TEXTO FORNECIDO:

----

A crescente influência do Kremlin sobre a Hungria de Viktor Orbán

Artigo diz que o aprofundamento dos laços entre Moscou e Budapeste desafia o Ocidente e deve ser devidamente reprimido

Este artigo foi publicado originalmente em inglês no site Politico

Por Edit Zgut-Przybylska

Depois de ter sido anunciado que uma “grande empresa internacional” iria fornecer financiamento substancial ao maior (e ligado ao governo) clube de futebol da Hungria, o Ferencvaros, sabemos agora que o patrocinador será provavelmente a gigante petrolífera russa Gazprom.

Não é de surpreender que a mídia apoiada pelo Estado tenha retratado amplamente esse patrocínio intermediado por Gábor Kubatov, presidente do Ferencvaros e também vice-presidente do partido governante da Hungria, Fidesz, como uma vitória: “Quanto mais empresas internacionais investirem em nosso esporte, melhor”, de acordo com o Ministério das relações Exteriores e do Comércio da Hungria.

Mas, embora a Gazprom possa não estar na lista de sanções da União Europeia (UE), este acordo é sintomático da crescente influência russa na Hungria do primeiro-ministro Viktor Orbán. A amizade de Orbán com o presidente russo Vladimir Putin é um abraço entre dois homens fortes nacionalistas, que condenam abertamente o liberalismo ocidental e remodelaram os sistemas políticos dos seus países.

Ao aprofundar as relações econômicas tanto com a China como com a Rússia, Orbán espera dar à Hungria uma influência enorme na tomada de decisões globais. E sua “amizade” com Putin está alimentando o clientelismo cada vez maior dentro do seu governo e financiando os seus comparsas.

----

MATERIAL:

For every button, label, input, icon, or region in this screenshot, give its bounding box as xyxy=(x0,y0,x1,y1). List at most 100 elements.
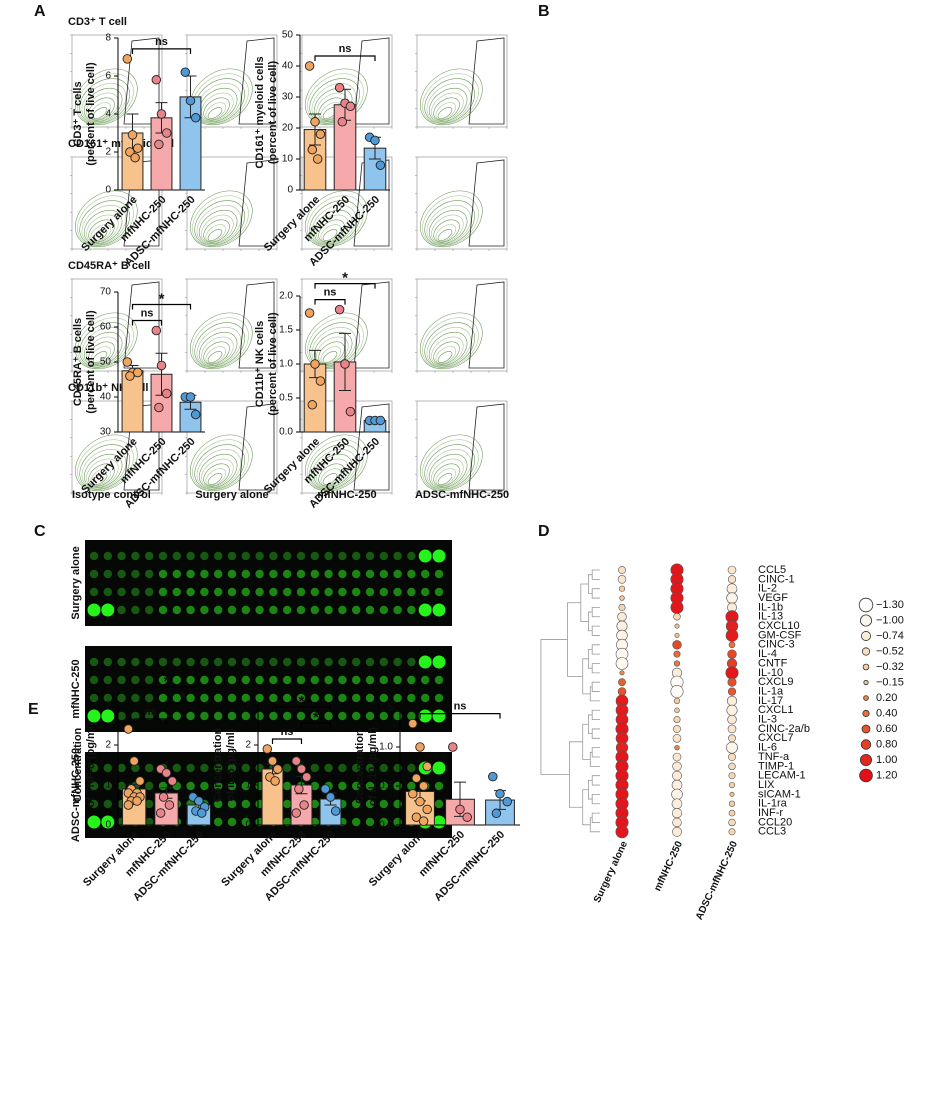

----

O QUE FAZER: Continue o artigo sobre a influência do Kremlin na Hungria de Orbán, começando logo após a última frase apresentada.

RESPOSTA:
O amigo de infância de Orbán – e o oligarca mais rico da Hungria – Lőrinc Mészáros é um exemplo fundamental disso. A sua empresa Mészáros és Mészáros Kft recebeu o contrato para construir a central nuclear Paks 2 do país, um projeto muito adiado de 12,5 bilhões de euros, em grande parte financiado por empréstimos russos, empurrando a Hungria ainda mais para a órbita do Kremlin, em contraste direto com o resto da Europa.

Entretanto, a notícia do acordo com a Gazprom foi divulgada pouco depois de as autoridades tchecas e polonesas terem denunciado o Voice of Europe, um site de notícias alinhado com o Fidesz, por espalhar propaganda pró-Rússia e pagar políticos europeus na Alemanha, França, Polônia, Bélgica, Holanda e Hungria. O site, que veiculava conteúdo implacável anti-Ucrânia e de extrema direita desde 2022, foi posteriormente sancionado, ao lado do oligarca ucraniano e aliado do Kremlin Viktor Medvedchuk e de Artem Pavlovich Marchevsky, que supostamente estava por trás da operação.

O primeiro-ministro da Hungria, Viktor Orbán (Foto: European’s People Party/Divulgação)

Tudo isto sublinha uma mudança na influência da Rússia na Hungria. Antes da invasão ilegal da Ucrânia, as relações entre Orbán e Moscou já estavam desenvolvidas, mas não eram tão profundas. Além disso, as atividades do Serviço Federal de Segurança (FSB) da Rússia na Hungria eram largamente fragmentadas e aparentemente centradas na obtenção do maior número possível de facilitadores locais no país.

Agora, porém, a Hungria é considerada um “porto seguro” para espiões russos e Moscou tem uma linha direta com o governo de Orbán. O primeiro-ministro húngaro é um dos dois únicos líderes da UE que se reuniu com Putin desde o início da guerra na Ucrânia, falando calorosamente da sua relação com o líder russo. E, depois de atrasar os esforços europeus para fornecer ajuda à Ucrânia desde 2022, Orbán é cada vez mais visto como um estridente do Kremlin.

Por exemplo, enquanto outros países europeus têm reduzido o tamanho do seu pessoal nas embaixadas e consulados russos, o número de funcionários na Embaixada da Rússia em Budapeste está aumentando.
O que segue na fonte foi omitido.